• Exercise directions
Where a line below holds the string "more", copy that line.

+ + + + + + +

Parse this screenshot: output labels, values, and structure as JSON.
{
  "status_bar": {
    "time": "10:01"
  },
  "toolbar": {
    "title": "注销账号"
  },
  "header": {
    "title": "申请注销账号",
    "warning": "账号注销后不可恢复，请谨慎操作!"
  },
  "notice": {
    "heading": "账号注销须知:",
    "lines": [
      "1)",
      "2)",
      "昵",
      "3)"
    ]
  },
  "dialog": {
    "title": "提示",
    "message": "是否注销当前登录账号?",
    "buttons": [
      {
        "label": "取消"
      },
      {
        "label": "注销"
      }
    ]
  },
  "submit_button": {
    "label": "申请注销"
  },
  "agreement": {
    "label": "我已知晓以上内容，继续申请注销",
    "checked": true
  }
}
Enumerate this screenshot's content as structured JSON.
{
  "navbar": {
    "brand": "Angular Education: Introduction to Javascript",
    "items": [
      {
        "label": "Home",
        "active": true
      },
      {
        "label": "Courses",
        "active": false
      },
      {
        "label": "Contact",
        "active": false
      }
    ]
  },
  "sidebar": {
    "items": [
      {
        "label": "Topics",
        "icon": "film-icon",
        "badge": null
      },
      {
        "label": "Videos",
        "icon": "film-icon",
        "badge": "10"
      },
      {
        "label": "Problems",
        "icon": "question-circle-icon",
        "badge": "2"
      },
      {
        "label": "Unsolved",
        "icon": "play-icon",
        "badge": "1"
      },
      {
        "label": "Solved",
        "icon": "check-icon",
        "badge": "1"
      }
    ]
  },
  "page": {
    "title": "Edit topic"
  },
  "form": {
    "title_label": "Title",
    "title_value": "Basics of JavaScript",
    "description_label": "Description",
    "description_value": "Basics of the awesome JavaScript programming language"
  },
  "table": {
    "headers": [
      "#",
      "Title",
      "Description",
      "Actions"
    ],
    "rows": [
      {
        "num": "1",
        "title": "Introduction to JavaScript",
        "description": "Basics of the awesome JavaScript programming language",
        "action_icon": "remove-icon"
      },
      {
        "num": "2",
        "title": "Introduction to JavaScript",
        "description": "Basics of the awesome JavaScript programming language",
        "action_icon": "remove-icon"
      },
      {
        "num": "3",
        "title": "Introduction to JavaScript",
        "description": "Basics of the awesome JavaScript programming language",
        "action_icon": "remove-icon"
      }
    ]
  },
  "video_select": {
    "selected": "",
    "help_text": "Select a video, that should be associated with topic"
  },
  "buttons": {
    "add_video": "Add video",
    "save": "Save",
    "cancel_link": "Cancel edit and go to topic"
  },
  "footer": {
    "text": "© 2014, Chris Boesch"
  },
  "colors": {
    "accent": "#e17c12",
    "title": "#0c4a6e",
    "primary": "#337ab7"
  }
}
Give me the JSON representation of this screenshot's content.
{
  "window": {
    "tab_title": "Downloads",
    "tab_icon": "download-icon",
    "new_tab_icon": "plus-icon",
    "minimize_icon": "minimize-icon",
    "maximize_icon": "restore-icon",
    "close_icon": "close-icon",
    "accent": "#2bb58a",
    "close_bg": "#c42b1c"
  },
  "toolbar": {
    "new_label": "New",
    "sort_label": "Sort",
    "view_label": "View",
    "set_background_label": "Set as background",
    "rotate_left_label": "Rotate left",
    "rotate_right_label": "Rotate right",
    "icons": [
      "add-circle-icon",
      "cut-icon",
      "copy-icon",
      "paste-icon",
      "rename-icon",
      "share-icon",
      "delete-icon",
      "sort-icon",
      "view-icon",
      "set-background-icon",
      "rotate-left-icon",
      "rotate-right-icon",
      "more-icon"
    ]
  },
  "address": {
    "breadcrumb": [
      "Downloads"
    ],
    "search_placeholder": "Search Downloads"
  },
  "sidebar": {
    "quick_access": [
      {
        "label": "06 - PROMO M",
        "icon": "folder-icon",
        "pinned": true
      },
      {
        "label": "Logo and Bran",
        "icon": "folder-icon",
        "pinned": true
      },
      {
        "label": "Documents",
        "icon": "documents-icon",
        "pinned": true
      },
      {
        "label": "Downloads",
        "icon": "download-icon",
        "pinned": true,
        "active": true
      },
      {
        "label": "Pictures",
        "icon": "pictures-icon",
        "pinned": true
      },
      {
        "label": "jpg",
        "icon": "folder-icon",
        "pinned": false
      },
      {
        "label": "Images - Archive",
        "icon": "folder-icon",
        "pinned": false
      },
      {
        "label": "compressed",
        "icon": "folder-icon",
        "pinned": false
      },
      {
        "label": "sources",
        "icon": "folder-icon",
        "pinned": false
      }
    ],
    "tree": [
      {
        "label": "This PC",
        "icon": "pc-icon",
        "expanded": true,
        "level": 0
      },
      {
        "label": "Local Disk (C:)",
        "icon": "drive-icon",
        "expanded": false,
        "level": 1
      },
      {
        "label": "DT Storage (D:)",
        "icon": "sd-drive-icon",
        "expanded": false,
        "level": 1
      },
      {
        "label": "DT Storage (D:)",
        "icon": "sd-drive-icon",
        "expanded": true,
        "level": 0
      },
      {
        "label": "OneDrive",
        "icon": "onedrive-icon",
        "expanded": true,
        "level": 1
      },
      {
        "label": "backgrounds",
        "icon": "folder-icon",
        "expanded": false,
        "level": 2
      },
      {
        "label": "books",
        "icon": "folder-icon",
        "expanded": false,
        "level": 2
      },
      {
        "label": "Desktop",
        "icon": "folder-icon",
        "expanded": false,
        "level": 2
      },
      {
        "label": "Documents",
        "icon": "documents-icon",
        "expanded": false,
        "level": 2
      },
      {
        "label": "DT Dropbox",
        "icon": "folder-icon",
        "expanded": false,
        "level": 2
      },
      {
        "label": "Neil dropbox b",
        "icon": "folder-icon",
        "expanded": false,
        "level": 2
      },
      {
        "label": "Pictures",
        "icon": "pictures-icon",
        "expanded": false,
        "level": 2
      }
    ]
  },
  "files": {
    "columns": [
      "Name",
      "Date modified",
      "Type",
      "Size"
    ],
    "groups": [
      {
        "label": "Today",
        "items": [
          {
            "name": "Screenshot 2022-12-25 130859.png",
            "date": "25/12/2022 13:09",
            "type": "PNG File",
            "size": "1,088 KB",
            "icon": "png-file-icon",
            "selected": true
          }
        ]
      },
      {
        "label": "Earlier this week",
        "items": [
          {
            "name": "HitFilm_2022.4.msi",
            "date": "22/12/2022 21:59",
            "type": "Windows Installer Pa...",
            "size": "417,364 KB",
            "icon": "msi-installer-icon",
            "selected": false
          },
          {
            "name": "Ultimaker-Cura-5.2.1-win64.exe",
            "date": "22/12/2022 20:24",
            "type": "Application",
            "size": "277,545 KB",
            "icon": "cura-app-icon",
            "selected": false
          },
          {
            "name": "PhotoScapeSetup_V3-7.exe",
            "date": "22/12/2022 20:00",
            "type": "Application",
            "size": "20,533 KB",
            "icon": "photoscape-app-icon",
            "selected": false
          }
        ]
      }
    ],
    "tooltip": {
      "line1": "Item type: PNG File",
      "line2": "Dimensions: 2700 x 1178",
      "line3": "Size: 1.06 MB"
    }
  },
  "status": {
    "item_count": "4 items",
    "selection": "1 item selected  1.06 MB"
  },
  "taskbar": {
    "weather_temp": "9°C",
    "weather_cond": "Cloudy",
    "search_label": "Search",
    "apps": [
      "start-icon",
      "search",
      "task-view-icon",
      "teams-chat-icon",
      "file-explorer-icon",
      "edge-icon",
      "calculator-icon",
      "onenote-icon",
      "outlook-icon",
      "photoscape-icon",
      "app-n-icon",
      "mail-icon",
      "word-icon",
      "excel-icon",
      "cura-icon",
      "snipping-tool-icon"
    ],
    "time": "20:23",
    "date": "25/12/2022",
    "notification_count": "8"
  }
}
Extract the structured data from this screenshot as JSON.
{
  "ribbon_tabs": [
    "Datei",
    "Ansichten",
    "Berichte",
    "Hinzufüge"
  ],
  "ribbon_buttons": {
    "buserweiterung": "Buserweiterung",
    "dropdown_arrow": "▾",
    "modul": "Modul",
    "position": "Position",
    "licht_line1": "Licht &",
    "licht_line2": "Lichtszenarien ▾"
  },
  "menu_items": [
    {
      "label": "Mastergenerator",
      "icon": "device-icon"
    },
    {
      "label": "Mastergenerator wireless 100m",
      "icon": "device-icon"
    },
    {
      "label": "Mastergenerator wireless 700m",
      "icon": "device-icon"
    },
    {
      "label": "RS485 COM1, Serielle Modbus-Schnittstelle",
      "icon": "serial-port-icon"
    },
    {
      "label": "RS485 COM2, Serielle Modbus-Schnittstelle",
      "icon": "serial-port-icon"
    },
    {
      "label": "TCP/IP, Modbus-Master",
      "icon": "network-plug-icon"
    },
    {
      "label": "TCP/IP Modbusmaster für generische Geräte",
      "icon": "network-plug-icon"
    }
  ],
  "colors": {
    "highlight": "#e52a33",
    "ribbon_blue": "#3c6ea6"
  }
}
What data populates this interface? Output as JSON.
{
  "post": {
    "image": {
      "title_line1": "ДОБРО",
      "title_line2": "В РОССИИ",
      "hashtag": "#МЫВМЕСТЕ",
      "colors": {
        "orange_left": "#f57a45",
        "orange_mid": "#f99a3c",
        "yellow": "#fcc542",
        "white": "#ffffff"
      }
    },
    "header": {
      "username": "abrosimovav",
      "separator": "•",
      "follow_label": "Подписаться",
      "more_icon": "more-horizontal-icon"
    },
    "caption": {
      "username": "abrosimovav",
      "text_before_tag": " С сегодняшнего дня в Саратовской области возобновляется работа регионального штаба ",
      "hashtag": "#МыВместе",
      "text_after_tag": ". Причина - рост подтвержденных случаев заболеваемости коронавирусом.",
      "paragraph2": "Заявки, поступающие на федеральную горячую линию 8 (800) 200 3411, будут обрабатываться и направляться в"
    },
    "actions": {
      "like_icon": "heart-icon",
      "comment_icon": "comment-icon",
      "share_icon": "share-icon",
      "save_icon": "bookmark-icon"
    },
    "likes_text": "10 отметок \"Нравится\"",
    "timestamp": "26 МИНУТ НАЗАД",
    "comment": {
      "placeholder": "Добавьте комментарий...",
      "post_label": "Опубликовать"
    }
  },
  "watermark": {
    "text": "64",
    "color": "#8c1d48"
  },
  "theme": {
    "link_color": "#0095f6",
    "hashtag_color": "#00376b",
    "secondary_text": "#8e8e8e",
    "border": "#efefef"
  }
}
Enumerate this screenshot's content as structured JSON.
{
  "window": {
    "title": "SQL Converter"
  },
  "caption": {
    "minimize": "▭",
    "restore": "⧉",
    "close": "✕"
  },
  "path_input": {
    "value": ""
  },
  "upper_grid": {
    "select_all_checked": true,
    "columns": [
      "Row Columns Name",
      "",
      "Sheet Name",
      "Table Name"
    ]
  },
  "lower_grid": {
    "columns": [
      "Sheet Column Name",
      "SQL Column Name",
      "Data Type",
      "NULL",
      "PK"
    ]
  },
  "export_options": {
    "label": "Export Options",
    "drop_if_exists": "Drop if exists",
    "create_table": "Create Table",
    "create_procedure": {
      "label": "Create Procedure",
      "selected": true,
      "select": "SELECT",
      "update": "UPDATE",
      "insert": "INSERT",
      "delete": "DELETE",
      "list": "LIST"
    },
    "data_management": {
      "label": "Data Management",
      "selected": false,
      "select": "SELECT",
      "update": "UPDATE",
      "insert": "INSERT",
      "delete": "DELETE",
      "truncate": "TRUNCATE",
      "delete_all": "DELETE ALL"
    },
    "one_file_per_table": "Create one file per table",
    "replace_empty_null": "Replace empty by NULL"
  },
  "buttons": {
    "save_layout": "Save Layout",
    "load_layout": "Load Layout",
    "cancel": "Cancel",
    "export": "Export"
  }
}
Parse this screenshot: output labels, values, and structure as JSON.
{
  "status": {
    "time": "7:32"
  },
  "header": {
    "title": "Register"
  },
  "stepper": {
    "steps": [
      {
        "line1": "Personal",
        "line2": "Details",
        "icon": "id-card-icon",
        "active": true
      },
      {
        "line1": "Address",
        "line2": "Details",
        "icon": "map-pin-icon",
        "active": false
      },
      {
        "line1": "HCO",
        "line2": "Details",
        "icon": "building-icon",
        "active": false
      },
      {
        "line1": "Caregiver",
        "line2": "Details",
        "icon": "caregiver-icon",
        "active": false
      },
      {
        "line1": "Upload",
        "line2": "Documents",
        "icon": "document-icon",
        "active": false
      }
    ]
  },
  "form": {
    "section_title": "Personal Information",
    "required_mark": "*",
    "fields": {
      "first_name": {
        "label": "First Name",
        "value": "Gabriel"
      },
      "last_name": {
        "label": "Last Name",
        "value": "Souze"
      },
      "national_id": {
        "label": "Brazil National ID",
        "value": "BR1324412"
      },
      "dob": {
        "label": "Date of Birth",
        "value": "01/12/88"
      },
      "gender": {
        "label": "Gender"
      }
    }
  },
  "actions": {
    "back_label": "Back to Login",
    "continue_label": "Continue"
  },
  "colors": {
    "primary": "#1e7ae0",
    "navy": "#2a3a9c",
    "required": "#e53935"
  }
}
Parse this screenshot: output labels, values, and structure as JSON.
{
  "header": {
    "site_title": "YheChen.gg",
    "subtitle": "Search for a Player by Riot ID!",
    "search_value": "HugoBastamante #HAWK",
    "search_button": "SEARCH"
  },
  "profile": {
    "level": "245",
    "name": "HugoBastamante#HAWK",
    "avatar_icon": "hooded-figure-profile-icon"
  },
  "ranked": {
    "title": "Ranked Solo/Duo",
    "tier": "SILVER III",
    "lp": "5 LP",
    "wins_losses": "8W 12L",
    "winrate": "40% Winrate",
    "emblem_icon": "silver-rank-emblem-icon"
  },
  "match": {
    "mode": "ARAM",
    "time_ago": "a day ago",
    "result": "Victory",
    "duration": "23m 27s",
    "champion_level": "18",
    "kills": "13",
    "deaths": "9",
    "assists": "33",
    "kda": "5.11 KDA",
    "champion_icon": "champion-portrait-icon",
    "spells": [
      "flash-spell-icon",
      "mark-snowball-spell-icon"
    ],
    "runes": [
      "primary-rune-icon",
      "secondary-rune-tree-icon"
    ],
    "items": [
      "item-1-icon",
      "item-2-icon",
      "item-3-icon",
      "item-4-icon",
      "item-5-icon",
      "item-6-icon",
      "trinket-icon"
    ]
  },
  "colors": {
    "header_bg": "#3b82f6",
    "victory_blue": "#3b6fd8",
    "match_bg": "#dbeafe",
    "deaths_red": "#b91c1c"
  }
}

+ + + + + + +

• Exercise solution
      "more-icon"
      "more_icon": "more-horizontal-icon"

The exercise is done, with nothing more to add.